- WHAT THE EXERCISE ASKS -
Write out the entries again exactly as they are given.

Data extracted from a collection
>> START

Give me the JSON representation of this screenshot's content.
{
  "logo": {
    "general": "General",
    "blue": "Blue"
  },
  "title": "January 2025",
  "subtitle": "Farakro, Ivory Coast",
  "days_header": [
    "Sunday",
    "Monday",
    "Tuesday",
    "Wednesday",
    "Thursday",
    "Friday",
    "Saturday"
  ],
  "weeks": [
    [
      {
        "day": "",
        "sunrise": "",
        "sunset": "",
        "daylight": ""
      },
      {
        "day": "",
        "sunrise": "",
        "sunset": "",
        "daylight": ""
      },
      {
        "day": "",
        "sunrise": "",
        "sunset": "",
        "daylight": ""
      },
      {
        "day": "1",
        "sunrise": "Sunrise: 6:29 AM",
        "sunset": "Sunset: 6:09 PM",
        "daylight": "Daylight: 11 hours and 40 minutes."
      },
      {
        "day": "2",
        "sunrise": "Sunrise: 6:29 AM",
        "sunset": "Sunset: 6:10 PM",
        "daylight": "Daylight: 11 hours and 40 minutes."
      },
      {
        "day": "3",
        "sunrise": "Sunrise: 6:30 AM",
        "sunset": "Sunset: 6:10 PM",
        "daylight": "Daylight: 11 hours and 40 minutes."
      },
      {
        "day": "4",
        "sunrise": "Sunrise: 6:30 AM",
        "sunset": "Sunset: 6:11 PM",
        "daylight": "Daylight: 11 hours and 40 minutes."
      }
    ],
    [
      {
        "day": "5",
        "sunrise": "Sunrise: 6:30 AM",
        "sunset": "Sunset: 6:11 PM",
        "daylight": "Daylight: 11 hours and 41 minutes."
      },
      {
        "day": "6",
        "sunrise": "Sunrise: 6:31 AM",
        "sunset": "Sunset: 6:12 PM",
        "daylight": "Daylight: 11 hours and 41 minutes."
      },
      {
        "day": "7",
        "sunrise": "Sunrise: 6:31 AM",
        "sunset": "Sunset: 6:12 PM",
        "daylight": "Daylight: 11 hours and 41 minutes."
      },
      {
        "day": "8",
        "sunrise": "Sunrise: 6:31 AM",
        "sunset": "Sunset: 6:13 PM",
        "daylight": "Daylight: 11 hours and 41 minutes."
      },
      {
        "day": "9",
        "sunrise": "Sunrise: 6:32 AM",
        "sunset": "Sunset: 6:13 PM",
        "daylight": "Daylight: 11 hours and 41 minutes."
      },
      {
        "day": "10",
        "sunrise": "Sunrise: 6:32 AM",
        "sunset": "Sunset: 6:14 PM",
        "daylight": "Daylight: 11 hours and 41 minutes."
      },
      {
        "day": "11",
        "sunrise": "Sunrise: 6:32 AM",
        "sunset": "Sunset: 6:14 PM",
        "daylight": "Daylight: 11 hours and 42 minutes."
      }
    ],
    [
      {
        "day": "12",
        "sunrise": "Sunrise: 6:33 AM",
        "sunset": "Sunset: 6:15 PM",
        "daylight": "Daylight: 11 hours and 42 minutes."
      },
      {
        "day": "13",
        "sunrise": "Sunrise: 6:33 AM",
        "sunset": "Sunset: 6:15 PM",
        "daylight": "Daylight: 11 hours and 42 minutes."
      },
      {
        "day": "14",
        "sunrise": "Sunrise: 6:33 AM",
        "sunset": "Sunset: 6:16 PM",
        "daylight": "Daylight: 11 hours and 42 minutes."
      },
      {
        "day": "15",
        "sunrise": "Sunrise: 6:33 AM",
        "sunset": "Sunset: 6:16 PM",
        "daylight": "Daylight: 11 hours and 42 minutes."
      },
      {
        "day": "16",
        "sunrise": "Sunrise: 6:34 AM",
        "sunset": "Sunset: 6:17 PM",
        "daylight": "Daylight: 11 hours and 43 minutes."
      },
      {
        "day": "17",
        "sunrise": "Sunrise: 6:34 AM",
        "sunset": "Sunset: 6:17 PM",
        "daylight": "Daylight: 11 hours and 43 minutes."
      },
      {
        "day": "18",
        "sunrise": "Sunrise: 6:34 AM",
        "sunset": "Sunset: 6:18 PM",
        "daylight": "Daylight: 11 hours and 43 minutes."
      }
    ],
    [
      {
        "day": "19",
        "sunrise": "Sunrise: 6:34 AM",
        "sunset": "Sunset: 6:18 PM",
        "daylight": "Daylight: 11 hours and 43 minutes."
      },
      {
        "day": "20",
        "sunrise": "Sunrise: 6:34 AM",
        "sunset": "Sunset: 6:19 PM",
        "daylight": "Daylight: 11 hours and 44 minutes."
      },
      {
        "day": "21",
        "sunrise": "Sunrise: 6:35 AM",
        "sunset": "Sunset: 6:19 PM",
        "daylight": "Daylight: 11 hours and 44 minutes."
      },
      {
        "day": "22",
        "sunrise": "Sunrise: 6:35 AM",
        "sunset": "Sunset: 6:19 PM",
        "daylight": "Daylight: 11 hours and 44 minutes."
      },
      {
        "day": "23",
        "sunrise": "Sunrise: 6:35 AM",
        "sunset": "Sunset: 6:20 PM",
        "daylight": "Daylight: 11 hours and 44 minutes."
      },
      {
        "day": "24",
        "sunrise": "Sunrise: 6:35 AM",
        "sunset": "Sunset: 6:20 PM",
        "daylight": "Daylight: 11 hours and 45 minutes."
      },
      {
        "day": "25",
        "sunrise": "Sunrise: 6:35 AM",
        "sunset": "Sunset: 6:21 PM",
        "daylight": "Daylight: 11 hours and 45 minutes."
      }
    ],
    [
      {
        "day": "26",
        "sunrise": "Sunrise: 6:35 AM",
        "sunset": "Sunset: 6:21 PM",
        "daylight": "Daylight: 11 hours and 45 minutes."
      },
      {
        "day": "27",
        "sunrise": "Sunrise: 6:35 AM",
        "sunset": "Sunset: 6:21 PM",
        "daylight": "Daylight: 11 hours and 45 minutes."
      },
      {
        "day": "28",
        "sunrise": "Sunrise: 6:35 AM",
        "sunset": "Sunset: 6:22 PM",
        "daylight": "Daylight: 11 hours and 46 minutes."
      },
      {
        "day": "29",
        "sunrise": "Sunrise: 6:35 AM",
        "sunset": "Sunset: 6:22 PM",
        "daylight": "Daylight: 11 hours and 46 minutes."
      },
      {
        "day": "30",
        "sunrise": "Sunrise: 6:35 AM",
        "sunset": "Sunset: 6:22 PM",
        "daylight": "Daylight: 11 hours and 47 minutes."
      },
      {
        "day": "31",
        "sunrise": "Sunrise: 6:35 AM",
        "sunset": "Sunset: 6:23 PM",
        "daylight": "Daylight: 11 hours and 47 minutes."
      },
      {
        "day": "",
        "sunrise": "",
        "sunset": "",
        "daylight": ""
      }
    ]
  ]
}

>> END

- TASK OUTPUT -
Give me the JSON representation of this screenshot's content.
{
  "logo": {
    "general": "General",
    "blue": "Blue"
  },
  "title": "January 2025",
  "subtitle": "Farakro, Ivory Coast",
  "days_header": [
    "Sunday",
    "Monday",
    "Tuesday",
    "Wednesday",
    "Thursday",
    "Friday",
    "Saturday"
  ],
  "weeks": [
    [
      {
        "day": "",
        "sunrise": "",
        "sunset": "",
        "daylight": ""
      },
      {
        "day": "",
        "sunrise": "",
        "sunset": "",
        "daylight": ""
      },
      {
        "day": "",
        "sunrise": "",
        "sunset": "",
        "daylight": ""
      },
      {
        "day": "1",
        "sunrise": "Sunrise: 6:29 AM",
        "sunset": "Sunset: 6:09 PM",
        "daylight": "Daylight: 11 hours and 40 minutes."
      },
      {
        "day": "2",
        "sunrise": "Sunrise: 6:29 AM",
        "sunset": "Sunset: 6:10 PM",
        "daylight": "Daylight: 11 hours and 40 minutes."
      },
      {
        "day": "3",
        "sunrise": "Sunrise: 6:30 AM",
        "sunset": "Sunset: 6:10 PM",
        "daylight": "Daylight: 11 hours and 40 minutes."
      },
      {
        "day": "4",
        "sunrise": "Sunrise: 6:30 AM",
        "sunset": "Sunset: 6:11 PM",
        "daylight": "Daylight: 11 hours and 40 minutes."
      }
    ],
    [
      {
        "day": "5",
        "sunrise": "Sunrise: 6:30 AM",
        "sunset": "Sunset: 6:11 PM",
        "daylight": "Daylight: 11 hours and 41 minutes."
      },
      {
        "day": "6",
        "sunrise": "Sunrise: 6:31 AM",
        "sunset": "Sunset: 6:12 PM",
        "daylight": "Daylight: 11 hours and 41 minutes."
      },
      {
        "day": "7",
        "sunrise": "Sunrise: 6:31 AM",
        "sunset": "Sunset: 6:12 PM",
        "daylight": "Daylight: 11 hours and 41 minutes."
      },
      {
        "day": "8",
        "sunrise": "Sunrise: 6:31 AM",
        "sunset": "Sunset: 6:13 PM",
        "daylight": "Daylight: 11 hours and 41 minutes."
      },
      {
        "day": "9",
        "sunrise": "Sunrise: 6:32 AM",
        "sunset": "Sunset: 6:13 PM",
        "daylight": "Daylight: 11 hours and 41 minutes."
      },
      {
        "day": "10",
        "sunrise": "Sunrise: 6:32 AM",
        "sunset": "Sunset: 6:14 PM",
        "daylight": "Daylight: 11 hours and 41 minutes."
      },
      {
        "day": "11",
        "sunrise": "Sunrise: 6:32 AM",
        "sunset": "Sunset: 6:14 PM",
        "daylight": "Daylight: 11 hours and 42 minutes."
      }
    ],
    [
      {
        "day": "12",
        "sunrise": "Sunrise: 6:33 AM",
        "sunset": "Sunset: 6:15 PM",
        "daylight": "Daylight: 11 hours and 42 minutes."
      },
      {
        "day": "13",
        "sunrise": "Sunrise: 6:33 AM",
        "sunset": "Sunset: 6:15 PM",
        "daylight": "Daylight: 11 hours and 42 minutes."
      },
      {
        "day": "14",
        "sunrise": "Sunrise: 6:33 AM",
        "sunset": "Sunset: 6:16 PM",
        "daylight": "Daylight: 11 hours and 42 minutes."
      },
      {
        "day": "15",
        "sunrise": "Sunrise: 6:33 AM",
        "sunset": "Sunset: 6:16 PM",
        "daylight": "Daylight: 11 hours and 42 minutes."
      },
      {
        "day": "16",
        "sunrise": "Sunrise: 6:34 AM",
        "sunset": "Sunset: 6:17 PM",
        "daylight": "Daylight: 11 hours and 43 minutes."
      },
      {
        "day": "17",
        "sunrise": "Sunrise: 6:34 AM",
        "sunset": "Sunset: 6:17 PM",
        "daylight": "Daylight: 11 hours and 43 minutes."
      },
      {
        "day": "18",
        "sunrise": "Sunrise: 6:34 AM",
        "sunset": "Sunset: 6:18 PM",
        "daylight": "Daylight: 11 hours and 43 minutes."
      }
    ],
    [
      {
        "day": "19",
        "sunrise": "Sunrise: 6:34 AM",
        "sunset": "Sunset: 6:18 PM",
        "daylight": "Daylight: 11 hours and 43 minutes."
      },
      {
        "day": "20",
        "sunrise": "Sunrise: 6:34 AM",
        "sunset": "Sunset: 6:19 PM",
        "daylight": "Daylight: 11 hours and 44 minutes."
      },
      {
        "day": "21",
        "sunrise": "Sunrise: 6:35 AM",
        "sunset": "Sunset: 6:19 PM",
        "daylight": "Daylight: 11 hours and 44 minutes."
      },
      {
        "day": "22",
        "sunrise": "Sunrise: 6:35 AM",
        "sunset": "Sunset: 6:19 PM",
        "daylight": "Daylight: 11 hours and 44 minutes."
      },
      {
        "day": "23",
        "sunrise": "Sunrise: 6:35 AM",
        "sunset": "Sunset: 6:20 PM",
        "daylight": "Daylight: 11 hours and 44 minutes."
      },
      {
        "day": "24",
        "sunrise": "Sunrise: 6:35 AM",
        "sunset": "Sunset: 6:20 PM",
        "daylight": "Daylight: 11 hours and 45 minutes."
      },
      {
        "day": "25",
        "sunrise": "Sunrise: 6:35 AM",
        "sunset": "Sunset: 6:21 PM",
        "daylight": "Daylight: 11 hours and 45 minutes."
      }
    ],
    [
      {
        "day": "26",
        "sunrise": "Sunrise: 6:35 AM",
        "sunset": "Sunset: 6:21 PM",
        "daylight": "Daylight: 11 hours and 45 minutes."
      },
      {
        "day": "27",
        "sunrise": "Sunrise: 6:35 AM",
        "sunset": "Sunset: 6:21 PM",
        "daylight": "Daylight: 11 hours and 45 minutes."
      },
      {
        "day": "28",
        "sunrise": "Sunrise: 6:35 AM",
        "sunset": "Sunset: 6:22 PM",
        "daylight": "Daylight: 11 hours and 46 minutes."
      },
      {
        "day": "29",
        "sunrise": "Sunrise: 6:35 AM",
        "sunset": "Sunset: 6:22 PM",
        "daylight": "Daylight: 11 hours and 46 minutes."
      },
      {
        "day": "30",
        "sunrise": "Sunrise: 6:35 AM",
        "sunset": "Sunset: 6:22 PM",
        "daylight": "Daylight: 11 hours and 47 minutes."
      },
      {
        "day": "31",
        "sunrise": "Sunrise: 6:35 AM",
        "sunset": "Sunset: 6:23 PM",
        "daylight": "Daylight: 11 hours and 47 minutes."
      },
      {
        "day": "",
        "sunrise": "",
        "sunset": "",
        "daylight": ""
      }
    ]
  ]
}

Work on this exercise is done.